Repeat the entries that follow verbatim, without any of their pictures.

## MATERIAL FOR THIS TASK:
=====

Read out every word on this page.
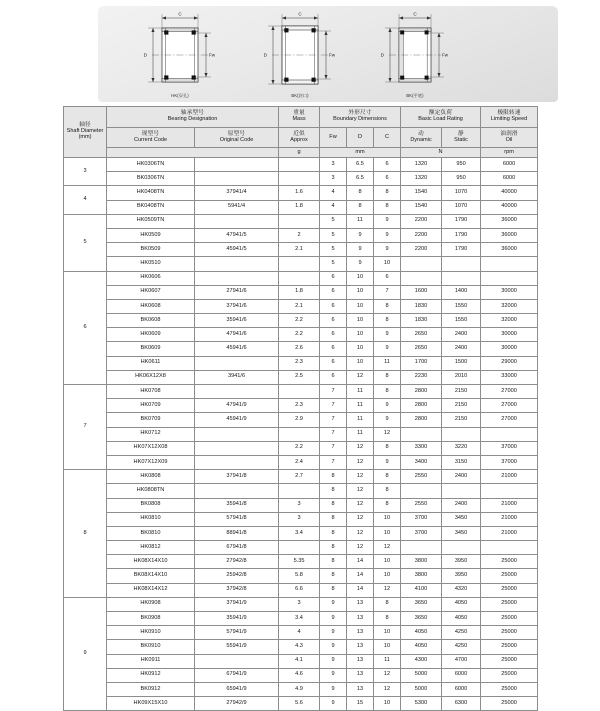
C
D	Fw
HK(穿孔)
C
D	Fw
BK(封口)
C
D	Fw
BK(平底)
轴径
Shaft Diameter
(mm)	轴承型号
Bearing Designation		重量
Mass	外形尺寸
Boundary Dimensions			额定负荷
Basic Load Rating		极限转速
Limiting Speed

	现型号
Current Code	原型号
Original Code	近似
Approx	Fw	D	C	动
Dynamic	静
Static	油润滑
Oil

			g	mm			N		rpm
3	HK0306TN			3	6.5	6	1320	950	6000
	BK0306TN			3	6.5	6	1320	950	6000
4	HK0408TN	37941/4	1.6	4	8	8	1540	1070	40000
	BK0408TN	5941/4	1.8	4	8	8	1540	1070	40000
5	HK0509TN			5	11	9	2200	1790	36000
	HK0509	47941/5	2	5	9	9	2200	1790	36000
	BK0509	45941/5	2.1	5	9	9	2200	1790	36000
	HK0510			5	9	10			
6	HK0606			6	10	6			
	HK0607	27941/6	1.8	6	10	7	1600	1400	30000
	HK0608	37941/6	2.1	6	10	8	1830	1550	32000
	BK0608	35941/6	2.2	6	10	8	1830	1550	32000
	HK0609	47941/6	2.2	6	10	9	2650	2400	30000
	BK0609	45941/6	2.6	6	10	9	2650	2400	30000
	HK0611		2.3	6	10	11	1700	1500	29000
	HK06X12X8	3941/6	2.5	6	12	8	2230	2010	33000
7	HK0708			7	11	8	2800	2150	27000
	HK0709	47941/9	2.3	7	11	9	2800	2150	27000
	BK0709	45941/9	2.9	7	11	9	2800	2150	27000
	HK0712			7	11	12			
	HK07X12X08		2.2	7	12	8	3300	3220	37000
	HK07X12X09		2.4	7	12	9	3400	3150	37000
8	HK0808	37941/8	2.7	8	12	8	2550	2400	21000
	HK0808TN			8	12	8			
	BK0808	35941/8	3	8	12	8	2550	2400	21000
	HK0810	57941/8	3	8	12	10	3700	3450	21000
	BK0810	88941/8	3.4	8	12	10	3700	3450	21000
	HK0812	67941/8		8	12	12			
	HK08X14X10	27942/8	5.35	8	14	10	3800	3950	25000
	BK08X14X10	25942/8	5.8	8	14	10	3800	3950	25000
	HK08X14X12	37942/8	6.6	8	14	12	4100	4320	25000
9	HK0908	37941/9	3	9	13	8	3650	4050	25000
	BK0908	35941/9	3.4	9	13	8	3650	4050	25000
	HK0910	57941/9	4	9	13	10	4050	4250	25000
	BK0910	55941/9	4.3	9	13	10	4050	4250	25000
	HK0911		4.1	9	13	11	4300	4700	25000
	HK0912	67941/9	4.6	9	13	12	5000	6000	25000
	BK0912	65941/9	4.9	9	13	12	5000	6000	25000
	HK09X15X10	27942/9	5.6	9	15	10	5300	6300	25000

=====

## SOLUTION BELOW:
Read out every word on this page.
C
D	Fw
HK(穿孔)
C
D	Fw
BK(封口)
C
D	Fw
BK(平底)
轴径
Shaft Diameter
(mm)	轴承型号
Bearing Designation		重量
Mass	外形尺寸
Boundary Dimensions			额定负荷
Basic Load Rating		极限转速
Limiting Speed

	现型号
Current Code	原型号
Original Code	近似
Approx	Fw	D	C	动
Dynamic	静
Static	油润滑
Oil

			g	mm			N		rpm
3	HK0306TN			3	6.5	6	1320	950	6000
	BK0306TN			3	6.5	6	1320	950	6000
4	HK0408TN	37941/4	1.6	4	8	8	1540	1070	40000
	BK0408TN	5941/4	1.8	4	8	8	1540	1070	40000
5	HK0509TN			5	11	9	2200	1790	36000
	HK0509	47941/5	2	5	9	9	2200	1790	36000
	BK0509	45941/5	2.1	5	9	9	2200	1790	36000
	HK0510			5	9	10			
6	HK0606			6	10	6			
	HK0607	27941/6	1.8	6	10	7	1600	1400	30000
	HK0608	37941/6	2.1	6	10	8	1830	1550	32000
	BK0608	35941/6	2.2	6	10	8	1830	1550	32000
	HK0609	47941/6	2.2	6	10	9	2650	2400	30000
	BK0609	45941/6	2.6	6	10	9	2650	2400	30000
	HK0611		2.3	6	10	11	1700	1500	29000
	HK06X12X8	3941/6	2.5	6	12	8	2230	2010	33000
7	HK0708			7	11	8	2800	2150	27000
	HK0709	47941/9	2.3	7	11	9	2800	2150	27000
	BK0709	45941/9	2.9	7	11	9	2800	2150	27000
	HK0712			7	11	12			
	HK07X12X08		2.2	7	12	8	3300	3220	37000
	HK07X12X09		2.4	7	12	9	3400	3150	37000
8	HK0808	37941/8	2.7	8	12	8	2550	2400	21000
	HK0808TN			8	12	8			
	BK0808	35941/8	3	8	12	8	2550	2400	21000
	HK0810	57941/8	3	8	12	10	3700	3450	21000
	BK0810	88941/8	3.4	8	12	10	3700	3450	21000
	HK0812	67941/8		8	12	12			
	HK08X14X10	27942/8	5.35	8	14	10	3800	3950	25000
	BK08X14X10	25942/8	5.8	8	14	10	3800	3950	25000
	HK08X14X12	37942/8	6.6	8	14	12	4100	4320	25000
9	HK0908	37941/9	3	9	13	8	3650	4050	25000
	BK0908	35941/9	3.4	9	13	8	3650	4050	25000
	HK0910	57941/9	4	9	13	10	4050	4250	25000
	BK0910	55941/9	4.3	9	13	10	4050	4250	25000
	HK0911		4.1	9	13	11	4300	4700	25000
	HK0912	67941/9	4.6	9	13	12	5000	6000	25000
	BK0912	65941/9	4.9	9	13	12	5000	6000	25000
	HK09X15X10	27942/9	5.6	9	15	10	5300	6300	25000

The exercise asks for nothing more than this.